> Supplied material

————

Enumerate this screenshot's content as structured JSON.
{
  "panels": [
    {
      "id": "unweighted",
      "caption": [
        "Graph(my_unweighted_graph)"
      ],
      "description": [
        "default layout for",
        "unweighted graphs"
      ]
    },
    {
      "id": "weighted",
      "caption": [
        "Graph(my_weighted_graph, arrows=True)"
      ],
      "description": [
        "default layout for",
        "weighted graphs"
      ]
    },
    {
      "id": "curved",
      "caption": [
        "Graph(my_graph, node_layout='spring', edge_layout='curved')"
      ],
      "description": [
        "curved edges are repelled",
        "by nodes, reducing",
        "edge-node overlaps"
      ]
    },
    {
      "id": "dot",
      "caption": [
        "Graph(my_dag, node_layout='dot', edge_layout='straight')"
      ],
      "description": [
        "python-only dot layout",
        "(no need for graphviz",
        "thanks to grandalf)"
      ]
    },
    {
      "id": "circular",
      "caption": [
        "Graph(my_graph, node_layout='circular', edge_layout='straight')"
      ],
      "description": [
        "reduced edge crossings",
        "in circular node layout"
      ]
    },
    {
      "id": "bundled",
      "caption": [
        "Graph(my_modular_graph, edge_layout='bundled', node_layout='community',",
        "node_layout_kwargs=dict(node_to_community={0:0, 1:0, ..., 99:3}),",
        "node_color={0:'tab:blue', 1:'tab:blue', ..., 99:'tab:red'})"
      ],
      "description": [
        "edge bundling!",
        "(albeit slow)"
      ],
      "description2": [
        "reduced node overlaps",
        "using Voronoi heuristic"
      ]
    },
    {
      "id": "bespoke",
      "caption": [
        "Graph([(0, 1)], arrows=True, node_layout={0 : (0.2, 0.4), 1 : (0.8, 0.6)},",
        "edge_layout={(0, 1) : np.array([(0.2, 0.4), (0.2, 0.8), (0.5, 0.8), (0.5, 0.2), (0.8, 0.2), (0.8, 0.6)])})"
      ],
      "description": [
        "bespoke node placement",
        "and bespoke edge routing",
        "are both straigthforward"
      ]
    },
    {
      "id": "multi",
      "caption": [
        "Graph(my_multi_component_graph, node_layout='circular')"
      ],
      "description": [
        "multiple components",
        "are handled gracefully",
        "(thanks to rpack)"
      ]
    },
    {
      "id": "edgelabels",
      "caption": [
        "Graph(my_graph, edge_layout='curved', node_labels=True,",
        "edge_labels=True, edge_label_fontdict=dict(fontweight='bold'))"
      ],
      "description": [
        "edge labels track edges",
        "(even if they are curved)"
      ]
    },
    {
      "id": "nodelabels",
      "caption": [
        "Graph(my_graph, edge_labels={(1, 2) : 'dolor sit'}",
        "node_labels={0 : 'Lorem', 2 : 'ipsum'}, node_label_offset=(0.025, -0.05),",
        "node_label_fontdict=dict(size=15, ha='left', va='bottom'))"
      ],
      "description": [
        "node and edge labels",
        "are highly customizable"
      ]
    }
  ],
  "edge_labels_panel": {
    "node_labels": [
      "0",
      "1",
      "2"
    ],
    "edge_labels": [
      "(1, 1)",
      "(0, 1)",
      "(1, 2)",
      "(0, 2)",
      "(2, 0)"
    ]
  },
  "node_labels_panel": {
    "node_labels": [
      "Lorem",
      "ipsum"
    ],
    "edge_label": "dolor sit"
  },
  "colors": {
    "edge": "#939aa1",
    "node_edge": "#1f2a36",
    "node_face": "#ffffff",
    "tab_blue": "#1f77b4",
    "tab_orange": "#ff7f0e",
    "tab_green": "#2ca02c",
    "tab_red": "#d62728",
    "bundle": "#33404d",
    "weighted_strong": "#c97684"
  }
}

————

> What the task asks
Copy out each line exactly.

> Task output
Enumerate this screenshot's content as structured JSON.
{
  "panels": [
    {
      "id": "unweighted",
      "caption": [
        "Graph(my_unweighted_graph)"
      ],
      "description": [
        "default layout for",
        "unweighted graphs"
      ]
    },
    {
      "id": "weighted",
      "caption": [
        "Graph(my_weighted_graph, arrows=True)"
      ],
      "description": [
        "default layout for",
        "weighted graphs"
      ]
    },
    {
      "id": "curved",
      "caption": [
        "Graph(my_graph, node_layout='spring', edge_layout='curved')"
      ],
      "description": [
        "curved edges are repelled",
        "by nodes, reducing",
        "edge-node overlaps"
      ]
    },
    {
      "id": "dot",
      "caption": [
        "Graph(my_dag, node_layout='dot', edge_layout='straight')"
      ],
      "description": [
        "python-only dot layout",
        "(no need for graphviz",
        "thanks to grandalf)"
      ]
    },
    {
      "id": "circular",
      "caption": [
        "Graph(my_graph, node_layout='circular', edge_layout='straight')"
      ],
      "description": [
        "reduced edge crossings",
        "in circular node layout"
      ]
    },
    {
      "id": "bundled",
      "caption": [
        "Graph(my_modular_graph, edge_layout='bundled', node_layout='community',",
        "node_layout_kwargs=dict(node_to_community={0:0, 1:0, ..., 99:3}),",
        "node_color={0:'tab:blue', 1:'tab:blue', ..., 99:'tab:red'})"
      ],
      "description": [
        "edge bundling!",
        "(albeit slow)"
      ],
      "description2": [
        "reduced node overlaps",
        "using Voronoi heuristic"
      ]
    },
    {
      "id": "bespoke",
      "caption": [
        "Graph([(0, 1)], arrows=True, node_layout={0 : (0.2, 0.4), 1 : (0.8, 0.6)},",
        "edge_layout={(0, 1) : np.array([(0.2, 0.4), (0.2, 0.8), (0.5, 0.8), (0.5, 0.2), (0.8, 0.2), (0.8, 0.6)])})"
      ],
      "description": [
        "bespoke node placement",
        "and bespoke edge routing",
        "are both straigthforward"
      ]
    },
    {
      "id": "multi",
      "caption": [
        "Graph(my_multi_component_graph, node_layout='circular')"
      ],
      "description": [
        "multiple components",
        "are handled gracefully",
        "(thanks to rpack)"
      ]
    },
    {
      "id": "edgelabels",
      "caption": [
        "Graph(my_graph, edge_layout='curved', node_labels=True,",
        "edge_labels=True, edge_label_fontdict=dict(fontweight='bold'))"
      ],
      "description": [
        "edge labels track edges",
        "(even if they are curved)"
      ]
    },
    {
      "id": "nodelabels",
      "caption": [
        "Graph(my_graph, edge_labels={(1, 2) : 'dolor sit'}",
        "node_labels={0 : 'Lorem', 2 : 'ipsum'}, node_label_offset=(0.025, -0.05),",
        "node_label_fontdict=dict(size=15, ha='left', va='bottom'))"
      ],
      "description": [
        "node and edge labels",
        "are highly customizable"
      ]
    }
  ],
  "edge_labels_panel": {
    "node_labels": [
      "0",
      "1",
      "2"
    ],
    "edge_labels": [
      "(1, 1)",
      "(0, 1)",
      "(1, 2)",
      "(0, 2)",
      "(2, 0)"
    ]
  },
  "node_labels_panel": {
    "node_labels": [
      "Lorem",
      "ipsum"
    ],
    "edge_label": "dolor sit"
  },
  "colors": {
    "edge": "#939aa1",
    "node_edge": "#1f2a36",
    "node_face": "#ffffff",
    "tab_blue": "#1f77b4",
    "tab_orange": "#ff7f0e",
    "tab_green": "#2ca02c",
    "tab_red": "#d62728",
    "bundle": "#33404d",
    "weighted_strong": "#c97684"
  }
}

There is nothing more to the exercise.